Copy out lines with the word "Business" from the material that follows.

==== DATA ROWS ====

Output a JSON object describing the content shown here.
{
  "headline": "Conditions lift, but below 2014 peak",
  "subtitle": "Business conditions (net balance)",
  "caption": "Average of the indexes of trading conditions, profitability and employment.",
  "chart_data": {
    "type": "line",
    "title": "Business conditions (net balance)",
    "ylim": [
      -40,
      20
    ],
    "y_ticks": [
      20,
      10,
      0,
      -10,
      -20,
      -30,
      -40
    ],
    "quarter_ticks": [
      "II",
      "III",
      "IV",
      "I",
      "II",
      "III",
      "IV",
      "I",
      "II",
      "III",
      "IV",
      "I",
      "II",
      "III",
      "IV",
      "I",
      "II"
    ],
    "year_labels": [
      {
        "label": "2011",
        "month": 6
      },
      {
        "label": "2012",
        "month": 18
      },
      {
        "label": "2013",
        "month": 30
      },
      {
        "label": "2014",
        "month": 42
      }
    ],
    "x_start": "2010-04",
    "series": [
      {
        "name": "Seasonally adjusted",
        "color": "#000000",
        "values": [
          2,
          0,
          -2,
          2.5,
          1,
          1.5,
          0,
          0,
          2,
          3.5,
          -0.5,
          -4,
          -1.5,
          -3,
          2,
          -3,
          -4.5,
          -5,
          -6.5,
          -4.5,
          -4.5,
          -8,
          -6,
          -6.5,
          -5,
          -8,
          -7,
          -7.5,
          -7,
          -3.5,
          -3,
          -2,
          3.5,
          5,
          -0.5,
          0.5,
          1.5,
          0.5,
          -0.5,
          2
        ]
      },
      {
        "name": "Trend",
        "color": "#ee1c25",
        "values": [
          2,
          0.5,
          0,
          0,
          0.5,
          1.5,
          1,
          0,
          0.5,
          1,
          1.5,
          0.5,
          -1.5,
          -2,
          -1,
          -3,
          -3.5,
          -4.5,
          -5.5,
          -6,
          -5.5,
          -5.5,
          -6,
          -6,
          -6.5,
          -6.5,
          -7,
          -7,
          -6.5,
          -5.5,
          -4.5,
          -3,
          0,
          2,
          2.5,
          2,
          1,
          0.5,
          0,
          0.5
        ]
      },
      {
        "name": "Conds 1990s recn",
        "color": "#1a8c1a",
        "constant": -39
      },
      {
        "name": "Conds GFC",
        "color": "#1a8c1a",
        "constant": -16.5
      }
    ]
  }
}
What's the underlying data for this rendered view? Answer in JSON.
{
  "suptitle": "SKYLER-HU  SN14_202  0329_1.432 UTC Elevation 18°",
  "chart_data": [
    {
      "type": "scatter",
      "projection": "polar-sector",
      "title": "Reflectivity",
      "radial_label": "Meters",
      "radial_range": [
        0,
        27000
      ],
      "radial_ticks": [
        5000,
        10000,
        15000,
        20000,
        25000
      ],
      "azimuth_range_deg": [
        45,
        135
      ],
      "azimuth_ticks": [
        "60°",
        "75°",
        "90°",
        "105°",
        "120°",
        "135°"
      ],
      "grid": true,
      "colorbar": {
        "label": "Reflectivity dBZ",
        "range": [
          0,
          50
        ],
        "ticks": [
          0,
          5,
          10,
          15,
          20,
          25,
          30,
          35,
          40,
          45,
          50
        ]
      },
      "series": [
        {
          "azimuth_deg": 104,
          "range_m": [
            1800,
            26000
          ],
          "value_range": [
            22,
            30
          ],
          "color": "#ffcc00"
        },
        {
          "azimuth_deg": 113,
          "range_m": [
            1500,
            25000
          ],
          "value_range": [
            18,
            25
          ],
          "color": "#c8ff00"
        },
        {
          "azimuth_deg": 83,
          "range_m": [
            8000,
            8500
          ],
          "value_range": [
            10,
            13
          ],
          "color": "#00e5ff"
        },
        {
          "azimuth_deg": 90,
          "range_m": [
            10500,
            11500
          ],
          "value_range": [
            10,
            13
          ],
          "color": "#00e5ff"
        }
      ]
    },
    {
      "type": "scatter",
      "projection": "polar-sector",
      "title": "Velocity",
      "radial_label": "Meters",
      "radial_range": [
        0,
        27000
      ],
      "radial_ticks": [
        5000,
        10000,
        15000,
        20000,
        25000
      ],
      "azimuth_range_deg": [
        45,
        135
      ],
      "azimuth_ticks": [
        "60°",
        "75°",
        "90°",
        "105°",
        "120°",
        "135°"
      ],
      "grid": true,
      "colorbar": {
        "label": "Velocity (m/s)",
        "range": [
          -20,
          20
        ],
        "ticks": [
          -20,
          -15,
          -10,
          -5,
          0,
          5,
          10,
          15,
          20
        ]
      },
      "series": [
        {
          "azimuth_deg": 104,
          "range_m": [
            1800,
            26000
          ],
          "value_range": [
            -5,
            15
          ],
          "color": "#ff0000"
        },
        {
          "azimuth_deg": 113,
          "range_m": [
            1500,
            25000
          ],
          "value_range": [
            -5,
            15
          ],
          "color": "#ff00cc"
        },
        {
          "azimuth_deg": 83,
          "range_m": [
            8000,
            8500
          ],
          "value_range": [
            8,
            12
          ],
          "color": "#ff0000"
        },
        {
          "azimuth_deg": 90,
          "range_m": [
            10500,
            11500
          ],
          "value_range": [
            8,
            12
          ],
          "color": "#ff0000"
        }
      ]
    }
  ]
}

====
==== DATA ROWS ====

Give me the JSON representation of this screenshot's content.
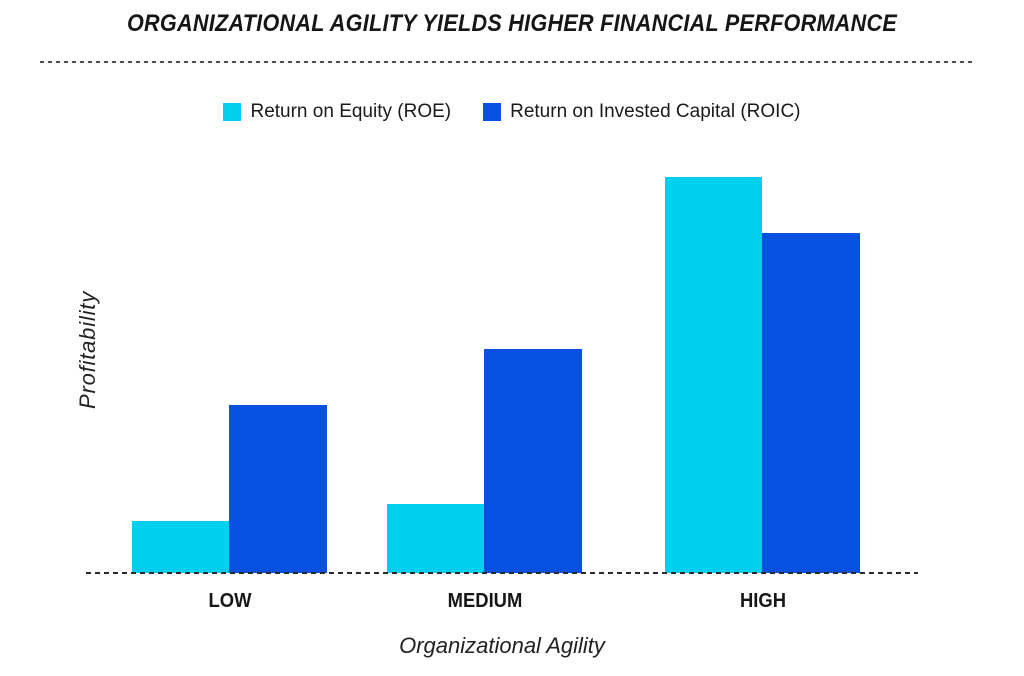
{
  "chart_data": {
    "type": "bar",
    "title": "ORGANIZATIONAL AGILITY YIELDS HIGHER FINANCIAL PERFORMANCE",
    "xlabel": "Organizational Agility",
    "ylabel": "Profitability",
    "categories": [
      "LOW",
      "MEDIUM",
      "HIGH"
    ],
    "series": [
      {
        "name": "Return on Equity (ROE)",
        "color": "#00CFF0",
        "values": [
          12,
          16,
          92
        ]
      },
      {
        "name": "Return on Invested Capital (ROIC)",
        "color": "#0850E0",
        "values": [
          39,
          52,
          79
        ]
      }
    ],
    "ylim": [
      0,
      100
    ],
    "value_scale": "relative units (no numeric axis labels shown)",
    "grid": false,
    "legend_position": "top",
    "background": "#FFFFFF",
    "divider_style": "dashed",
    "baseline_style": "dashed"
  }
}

====

**THE RESULT**
  "subtitle": "Business conditions (net balance)",
    "title": "Business conditions (net balance)",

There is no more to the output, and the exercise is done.